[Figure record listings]

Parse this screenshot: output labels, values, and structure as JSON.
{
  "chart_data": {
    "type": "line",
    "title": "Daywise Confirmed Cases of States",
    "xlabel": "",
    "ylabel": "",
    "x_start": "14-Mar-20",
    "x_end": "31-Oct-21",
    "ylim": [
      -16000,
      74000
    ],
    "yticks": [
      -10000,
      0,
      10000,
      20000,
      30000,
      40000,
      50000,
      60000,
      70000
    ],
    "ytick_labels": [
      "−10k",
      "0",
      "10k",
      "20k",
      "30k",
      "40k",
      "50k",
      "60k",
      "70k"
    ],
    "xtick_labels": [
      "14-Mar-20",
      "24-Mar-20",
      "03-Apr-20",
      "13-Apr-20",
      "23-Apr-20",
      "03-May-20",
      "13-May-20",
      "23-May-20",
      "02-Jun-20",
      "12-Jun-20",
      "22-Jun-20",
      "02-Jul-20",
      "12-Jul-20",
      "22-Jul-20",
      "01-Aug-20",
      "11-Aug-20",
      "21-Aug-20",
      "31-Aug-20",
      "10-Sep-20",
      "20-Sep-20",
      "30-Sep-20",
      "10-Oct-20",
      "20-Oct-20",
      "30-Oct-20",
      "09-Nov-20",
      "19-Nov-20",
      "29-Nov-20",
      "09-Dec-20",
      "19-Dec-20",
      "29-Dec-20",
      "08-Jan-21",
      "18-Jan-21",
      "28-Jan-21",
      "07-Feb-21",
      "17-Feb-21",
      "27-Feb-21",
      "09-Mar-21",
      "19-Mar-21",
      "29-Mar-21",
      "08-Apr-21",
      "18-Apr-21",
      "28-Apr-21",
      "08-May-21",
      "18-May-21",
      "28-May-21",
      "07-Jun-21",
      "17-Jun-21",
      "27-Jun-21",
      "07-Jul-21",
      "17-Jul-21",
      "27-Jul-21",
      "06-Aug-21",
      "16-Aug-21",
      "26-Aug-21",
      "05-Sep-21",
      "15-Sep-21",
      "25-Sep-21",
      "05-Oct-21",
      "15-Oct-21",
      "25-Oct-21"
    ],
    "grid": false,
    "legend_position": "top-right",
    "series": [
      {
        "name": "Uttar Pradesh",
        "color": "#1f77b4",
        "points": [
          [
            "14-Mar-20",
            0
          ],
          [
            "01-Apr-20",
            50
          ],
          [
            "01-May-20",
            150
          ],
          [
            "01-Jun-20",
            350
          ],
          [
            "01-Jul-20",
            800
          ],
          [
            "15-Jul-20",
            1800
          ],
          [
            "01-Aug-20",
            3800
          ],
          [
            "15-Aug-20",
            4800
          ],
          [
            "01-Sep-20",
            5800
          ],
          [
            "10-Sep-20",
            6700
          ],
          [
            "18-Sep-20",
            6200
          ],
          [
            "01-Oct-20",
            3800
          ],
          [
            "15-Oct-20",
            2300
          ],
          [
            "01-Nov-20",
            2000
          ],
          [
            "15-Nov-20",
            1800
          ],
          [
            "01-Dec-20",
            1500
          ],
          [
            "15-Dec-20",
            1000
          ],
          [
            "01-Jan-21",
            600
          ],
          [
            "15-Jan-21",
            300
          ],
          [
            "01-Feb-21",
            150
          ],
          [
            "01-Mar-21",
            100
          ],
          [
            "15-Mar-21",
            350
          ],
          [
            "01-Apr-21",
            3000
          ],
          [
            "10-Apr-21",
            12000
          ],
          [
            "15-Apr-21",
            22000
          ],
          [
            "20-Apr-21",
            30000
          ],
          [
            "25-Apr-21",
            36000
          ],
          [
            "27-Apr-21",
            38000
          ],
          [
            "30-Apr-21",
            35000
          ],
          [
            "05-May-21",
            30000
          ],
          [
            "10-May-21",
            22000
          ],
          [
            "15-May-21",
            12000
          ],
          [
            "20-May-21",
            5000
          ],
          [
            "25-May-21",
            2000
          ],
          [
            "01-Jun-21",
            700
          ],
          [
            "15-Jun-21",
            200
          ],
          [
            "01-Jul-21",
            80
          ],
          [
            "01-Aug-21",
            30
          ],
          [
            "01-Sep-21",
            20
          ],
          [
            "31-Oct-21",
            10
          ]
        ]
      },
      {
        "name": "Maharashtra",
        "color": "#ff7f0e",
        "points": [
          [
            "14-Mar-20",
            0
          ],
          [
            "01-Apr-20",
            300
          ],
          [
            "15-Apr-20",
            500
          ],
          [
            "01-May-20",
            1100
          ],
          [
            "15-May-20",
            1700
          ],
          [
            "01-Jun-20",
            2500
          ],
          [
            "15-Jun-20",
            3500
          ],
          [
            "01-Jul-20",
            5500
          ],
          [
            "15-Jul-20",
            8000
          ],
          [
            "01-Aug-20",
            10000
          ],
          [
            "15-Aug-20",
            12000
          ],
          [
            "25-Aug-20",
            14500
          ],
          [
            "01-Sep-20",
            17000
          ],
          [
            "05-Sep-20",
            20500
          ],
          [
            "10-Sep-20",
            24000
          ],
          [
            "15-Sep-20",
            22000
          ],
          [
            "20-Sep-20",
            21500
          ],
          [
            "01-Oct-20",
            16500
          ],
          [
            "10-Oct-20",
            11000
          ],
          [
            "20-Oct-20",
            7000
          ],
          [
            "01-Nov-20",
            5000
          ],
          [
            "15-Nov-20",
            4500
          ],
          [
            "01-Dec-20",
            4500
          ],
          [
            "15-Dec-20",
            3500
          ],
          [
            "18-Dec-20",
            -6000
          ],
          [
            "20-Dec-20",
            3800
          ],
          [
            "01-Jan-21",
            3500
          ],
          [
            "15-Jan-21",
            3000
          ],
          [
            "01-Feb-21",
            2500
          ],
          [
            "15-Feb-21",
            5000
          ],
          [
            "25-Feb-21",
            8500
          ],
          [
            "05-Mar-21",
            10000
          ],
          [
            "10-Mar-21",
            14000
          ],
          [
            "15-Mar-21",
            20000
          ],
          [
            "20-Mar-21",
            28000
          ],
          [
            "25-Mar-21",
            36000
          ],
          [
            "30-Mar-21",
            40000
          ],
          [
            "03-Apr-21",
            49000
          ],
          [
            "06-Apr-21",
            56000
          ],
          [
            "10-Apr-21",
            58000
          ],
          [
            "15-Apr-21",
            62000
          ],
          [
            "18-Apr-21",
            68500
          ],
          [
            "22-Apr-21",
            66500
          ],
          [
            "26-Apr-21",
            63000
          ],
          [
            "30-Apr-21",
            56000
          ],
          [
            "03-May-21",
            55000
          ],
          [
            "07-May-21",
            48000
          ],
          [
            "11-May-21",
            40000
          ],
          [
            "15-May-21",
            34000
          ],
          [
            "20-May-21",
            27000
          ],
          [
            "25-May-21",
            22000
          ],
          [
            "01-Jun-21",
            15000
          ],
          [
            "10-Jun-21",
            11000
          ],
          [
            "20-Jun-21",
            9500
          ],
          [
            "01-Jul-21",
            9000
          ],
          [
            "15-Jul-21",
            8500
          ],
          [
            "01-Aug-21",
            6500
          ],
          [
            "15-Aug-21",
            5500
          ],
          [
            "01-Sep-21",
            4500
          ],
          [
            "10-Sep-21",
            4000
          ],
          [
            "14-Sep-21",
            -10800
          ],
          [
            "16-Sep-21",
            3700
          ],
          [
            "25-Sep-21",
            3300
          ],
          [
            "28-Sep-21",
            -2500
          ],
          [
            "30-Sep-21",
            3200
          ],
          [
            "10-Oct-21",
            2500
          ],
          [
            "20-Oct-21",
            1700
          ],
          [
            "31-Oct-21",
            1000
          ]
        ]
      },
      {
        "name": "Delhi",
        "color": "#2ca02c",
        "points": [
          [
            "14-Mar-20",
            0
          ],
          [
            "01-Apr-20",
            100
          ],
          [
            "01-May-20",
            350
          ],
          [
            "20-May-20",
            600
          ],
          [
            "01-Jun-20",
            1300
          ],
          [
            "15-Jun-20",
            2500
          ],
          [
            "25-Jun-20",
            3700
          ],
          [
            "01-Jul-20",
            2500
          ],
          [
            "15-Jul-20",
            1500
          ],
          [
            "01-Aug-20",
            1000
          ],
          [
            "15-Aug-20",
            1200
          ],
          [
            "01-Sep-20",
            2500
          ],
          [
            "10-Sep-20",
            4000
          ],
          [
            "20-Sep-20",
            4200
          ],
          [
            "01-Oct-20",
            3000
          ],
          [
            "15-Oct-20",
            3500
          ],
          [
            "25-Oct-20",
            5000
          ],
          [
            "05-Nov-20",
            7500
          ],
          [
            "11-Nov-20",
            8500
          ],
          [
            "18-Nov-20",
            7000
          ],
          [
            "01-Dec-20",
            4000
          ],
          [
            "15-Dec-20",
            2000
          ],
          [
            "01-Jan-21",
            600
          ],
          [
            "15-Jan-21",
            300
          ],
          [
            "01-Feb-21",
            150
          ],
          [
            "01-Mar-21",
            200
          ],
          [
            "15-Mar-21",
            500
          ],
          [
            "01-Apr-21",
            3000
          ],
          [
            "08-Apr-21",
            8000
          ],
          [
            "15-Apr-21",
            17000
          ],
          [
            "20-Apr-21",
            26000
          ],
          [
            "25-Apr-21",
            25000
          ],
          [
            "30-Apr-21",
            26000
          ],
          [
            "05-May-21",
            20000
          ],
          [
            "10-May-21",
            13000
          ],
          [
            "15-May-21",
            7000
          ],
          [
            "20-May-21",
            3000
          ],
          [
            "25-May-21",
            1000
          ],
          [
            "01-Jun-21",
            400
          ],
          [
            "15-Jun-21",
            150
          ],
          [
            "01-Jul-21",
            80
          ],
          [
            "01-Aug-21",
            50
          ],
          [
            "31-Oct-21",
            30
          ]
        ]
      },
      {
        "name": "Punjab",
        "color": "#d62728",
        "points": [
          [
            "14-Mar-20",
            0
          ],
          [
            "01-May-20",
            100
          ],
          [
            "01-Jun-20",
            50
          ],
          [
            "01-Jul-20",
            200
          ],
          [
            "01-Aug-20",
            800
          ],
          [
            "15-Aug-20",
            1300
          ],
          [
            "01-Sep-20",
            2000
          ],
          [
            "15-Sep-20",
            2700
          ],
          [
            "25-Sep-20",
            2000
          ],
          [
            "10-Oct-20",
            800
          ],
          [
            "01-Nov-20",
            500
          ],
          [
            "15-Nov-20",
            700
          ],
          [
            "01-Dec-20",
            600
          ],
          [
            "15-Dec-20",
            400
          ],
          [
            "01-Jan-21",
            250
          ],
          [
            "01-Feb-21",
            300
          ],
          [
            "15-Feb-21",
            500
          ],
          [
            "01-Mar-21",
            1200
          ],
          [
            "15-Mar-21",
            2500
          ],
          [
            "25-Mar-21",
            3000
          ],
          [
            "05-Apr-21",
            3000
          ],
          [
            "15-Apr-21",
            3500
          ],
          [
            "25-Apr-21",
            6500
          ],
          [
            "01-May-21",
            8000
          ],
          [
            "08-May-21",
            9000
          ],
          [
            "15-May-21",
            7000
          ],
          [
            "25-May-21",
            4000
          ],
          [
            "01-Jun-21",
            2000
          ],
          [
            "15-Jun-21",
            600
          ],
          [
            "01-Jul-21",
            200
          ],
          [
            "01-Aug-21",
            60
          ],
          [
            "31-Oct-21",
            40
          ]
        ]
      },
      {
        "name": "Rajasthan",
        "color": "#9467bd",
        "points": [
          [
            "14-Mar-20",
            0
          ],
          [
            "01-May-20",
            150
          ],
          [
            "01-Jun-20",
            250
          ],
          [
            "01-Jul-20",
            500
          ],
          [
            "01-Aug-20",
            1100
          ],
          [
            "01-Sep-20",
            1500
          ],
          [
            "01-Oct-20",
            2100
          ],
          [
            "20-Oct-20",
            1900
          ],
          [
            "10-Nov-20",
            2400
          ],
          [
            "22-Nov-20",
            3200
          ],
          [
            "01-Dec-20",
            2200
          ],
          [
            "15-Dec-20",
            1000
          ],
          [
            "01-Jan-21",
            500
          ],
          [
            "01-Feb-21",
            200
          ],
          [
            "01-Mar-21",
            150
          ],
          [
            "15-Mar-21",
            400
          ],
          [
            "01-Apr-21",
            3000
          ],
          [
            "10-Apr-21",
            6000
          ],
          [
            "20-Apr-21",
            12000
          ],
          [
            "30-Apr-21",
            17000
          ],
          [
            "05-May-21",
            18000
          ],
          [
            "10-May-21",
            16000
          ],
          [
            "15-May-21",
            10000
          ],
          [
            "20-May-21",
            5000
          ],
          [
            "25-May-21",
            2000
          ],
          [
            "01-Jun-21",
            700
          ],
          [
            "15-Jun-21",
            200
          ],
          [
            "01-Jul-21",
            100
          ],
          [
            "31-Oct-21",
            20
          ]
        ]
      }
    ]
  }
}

# Task
Every line in the data above that contains "name" needs to be copied.

# Result for this exercise
        "name": "Uttar Pradesh",
        "name": "Maharashtra",
        "name": "Delhi",
        "name": "Punjab",
        "name": "Rajasthan",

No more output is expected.